Problem
In the SQL Server post below, turn the paragraph that begins "If you noticed the House Id" into a short bulleted list that keeps its main facts.

Article
Discard existing dates that are included in the result, SQL Server

In my database I have a Reservation table and it has three columns Initial Day, Last Day and the House Id.
I want to count the total days and omit those who are repeated, for example:
+-------------+------------+------------+
| | Results | |
+-------------+------------+------------+
| House Id | InitialDay | LastDay |
+-------------+------------+------------+
| 1 | 2017-09-18 | 2017-09-20 |
| 1 | 2017-09-18 | 2017-09-22 |
| 19 | 2017-09-18 | 2017-09-22 |
| 20 | 2017-09-18 | 2017-09-22 |
+-------------+------------+------------+
If you noticed the House Id with the number 1 has two rows, and each row has dates but the first row is in the interval of dates of the second row. In total the number of days should be 5 because the first shouldn't be counted as those days already exist in the second.
The reason why this is happening is that each house has two rooms, and different persons can stay in that house on the same dates.

Stored data
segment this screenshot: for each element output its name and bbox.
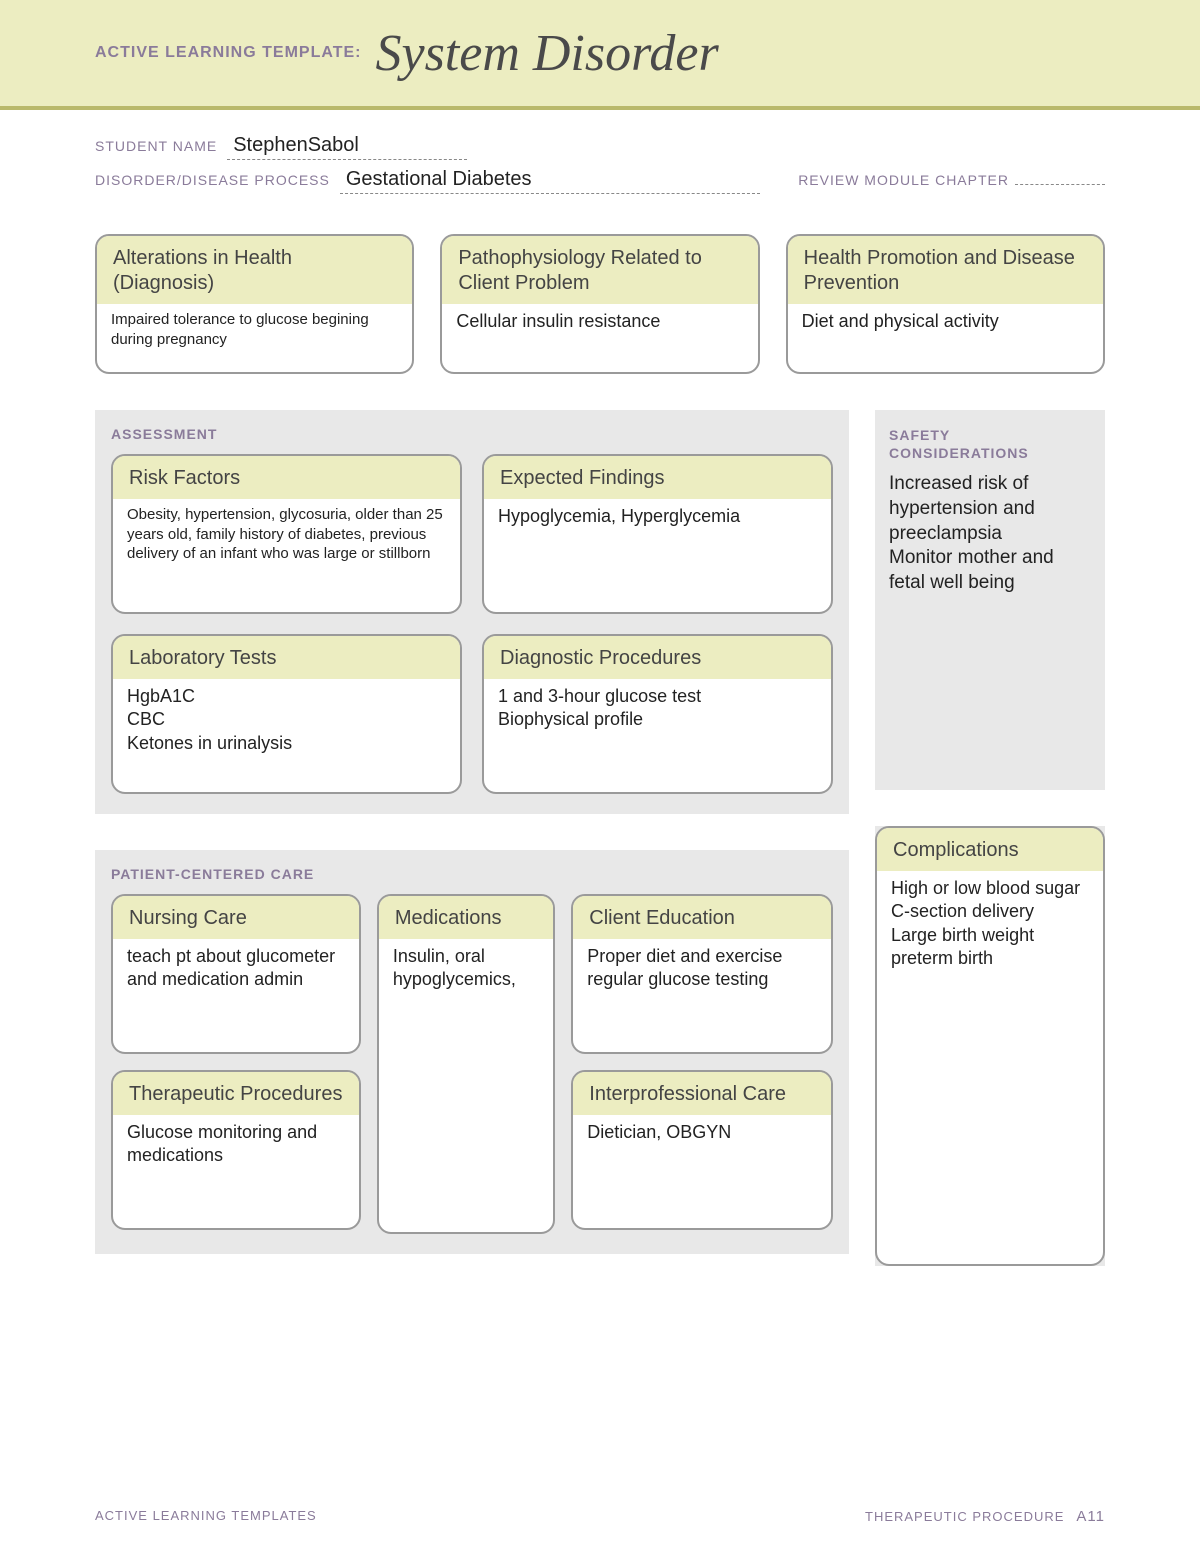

Reply to the exercise
- House Id 1 has two rows, each with a range of dates.
- The first row's dates fall within the interval of the second row.
- The total number of days should be 5.
- The first row should not be counted, because its days already exist in the second row.